- The exercise -
Find all lines in the records that include the word "Dangerous", and copy them out.

- Records shown -
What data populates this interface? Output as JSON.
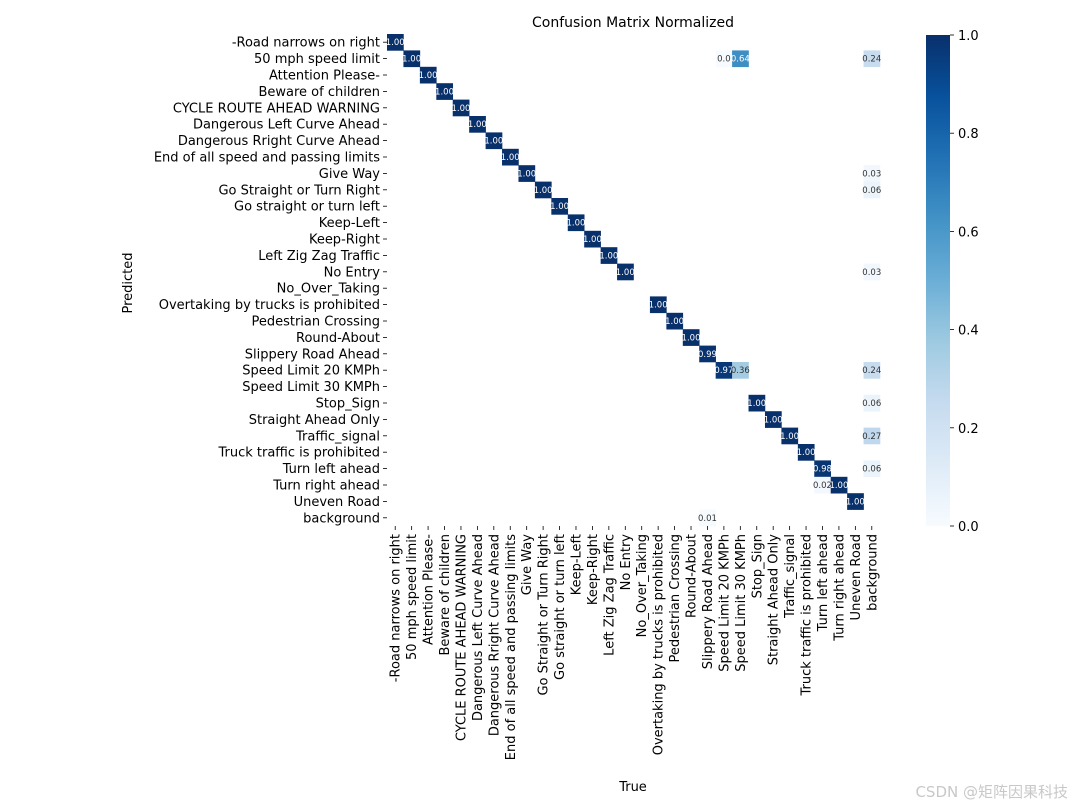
{
  "chart_data": {
    "type": "heatmap",
    "title": "Confusion Matrix Normalized",
    "xlabel": "True",
    "ylabel": "Predicted",
    "colormap": "Blues",
    "colors": {
      "low": "#f7fbff",
      "high": "#08306b"
    },
    "vmin": 0.0,
    "vmax": 1.0,
    "colorbar_ticks": [
      "0.0",
      "0.2",
      "0.4",
      "0.6",
      "0.8",
      "1.0"
    ],
    "labels": [
      "-Road narrows on right",
      "50 mph speed limit",
      "Attention Please-",
      "Beware of children",
      "CYCLE ROUTE AHEAD WARNING",
      "Dangerous Left Curve Ahead",
      "Dangerous Rright Curve Ahead",
      "End of all speed and passing limits",
      "Give Way",
      "Go Straight or Turn Right",
      "Go straight or turn left",
      "Keep-Left",
      "Keep-Right",
      "Left Zig Zag Traffic",
      "No Entry",
      "No_Over_Taking",
      "Overtaking by trucks is prohibited",
      "Pedestrian Crossing",
      "Round-About",
      "Slippery Road Ahead",
      "Speed Limit 20 KMPh",
      "Speed Limit 30 KMPh",
      "Stop_Sign",
      "Straight Ahead Only",
      "Traffic_signal",
      "Truck traffic is prohibited",
      "Turn left ahead",
      "Turn right ahead",
      "Uneven Road",
      "background"
    ],
    "cells": [
      {
        "row": 0,
        "col": 0,
        "value": 1.0,
        "label": "1.00"
      },
      {
        "row": 1,
        "col": 1,
        "value": 1.0,
        "label": "1.00"
      },
      {
        "row": 1,
        "col": 20,
        "value": 0.0,
        "label": "0.0"
      },
      {
        "row": 1,
        "col": 21,
        "value": 0.64,
        "label": "0.64"
      },
      {
        "row": 1,
        "col": 29,
        "value": 0.24,
        "label": "0.24"
      },
      {
        "row": 2,
        "col": 2,
        "value": 1.0,
        "label": "1.00"
      },
      {
        "row": 3,
        "col": 3,
        "value": 1.0,
        "label": "1.00"
      },
      {
        "row": 4,
        "col": 4,
        "value": 1.0,
        "label": "1.00"
      },
      {
        "row": 5,
        "col": 5,
        "value": 1.0,
        "label": "1.00"
      },
      {
        "row": 6,
        "col": 6,
        "value": 1.0,
        "label": "1.00"
      },
      {
        "row": 7,
        "col": 7,
        "value": 1.0,
        "label": "1.00"
      },
      {
        "row": 8,
        "col": 8,
        "value": 1.0,
        "label": "1.00"
      },
      {
        "row": 8,
        "col": 29,
        "value": 0.03,
        "label": "0.03"
      },
      {
        "row": 9,
        "col": 9,
        "value": 1.0,
        "label": "1.00"
      },
      {
        "row": 9,
        "col": 29,
        "value": 0.06,
        "label": "0.06"
      },
      {
        "row": 10,
        "col": 10,
        "value": 1.0,
        "label": "1.00"
      },
      {
        "row": 11,
        "col": 11,
        "value": 1.0,
        "label": "1.00"
      },
      {
        "row": 12,
        "col": 12,
        "value": 1.0,
        "label": "1.00"
      },
      {
        "row": 13,
        "col": 13,
        "value": 1.0,
        "label": "1.00"
      },
      {
        "row": 14,
        "col": 14,
        "value": 1.0,
        "label": "1.00"
      },
      {
        "row": 14,
        "col": 29,
        "value": 0.03,
        "label": "0.03"
      },
      {
        "row": 16,
        "col": 16,
        "value": 1.0,
        "label": "1.00"
      },
      {
        "row": 17,
        "col": 17,
        "value": 1.0,
        "label": "1.00"
      },
      {
        "row": 18,
        "col": 18,
        "value": 1.0,
        "label": "1.00"
      },
      {
        "row": 19,
        "col": 19,
        "value": 0.99,
        "label": "0.99"
      },
      {
        "row": 20,
        "col": 20,
        "value": 0.97,
        "label": "0.97"
      },
      {
        "row": 20,
        "col": 21,
        "value": 0.36,
        "label": "0.36"
      },
      {
        "row": 20,
        "col": 29,
        "value": 0.24,
        "label": "0.24"
      },
      {
        "row": 22,
        "col": 22,
        "value": 1.0,
        "label": "1.00"
      },
      {
        "row": 22,
        "col": 29,
        "value": 0.06,
        "label": "0.06"
      },
      {
        "row": 23,
        "col": 23,
        "value": 1.0,
        "label": "1.00"
      },
      {
        "row": 24,
        "col": 24,
        "value": 1.0,
        "label": "1.00"
      },
      {
        "row": 24,
        "col": 29,
        "value": 0.27,
        "label": "0.27"
      },
      {
        "row": 25,
        "col": 25,
        "value": 1.0,
        "label": "1.00"
      },
      {
        "row": 26,
        "col": 26,
        "value": 0.98,
        "label": "0.98"
      },
      {
        "row": 26,
        "col": 29,
        "value": 0.06,
        "label": "0.06"
      },
      {
        "row": 27,
        "col": 26,
        "value": 0.02,
        "label": "0.02"
      },
      {
        "row": 27,
        "col": 27,
        "value": 1.0,
        "label": "1.00"
      },
      {
        "row": 28,
        "col": 28,
        "value": 1.0,
        "label": "1.00"
      },
      {
        "row": 29,
        "col": 19,
        "value": 0.01,
        "label": "0.01"
      }
    ]
  },
  "watermark": "CSDN @矩阵因果科技"
}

- Task output -
      "Dangerous Left Curve Ahead",
      "Dangerous Rright Curve Ahead",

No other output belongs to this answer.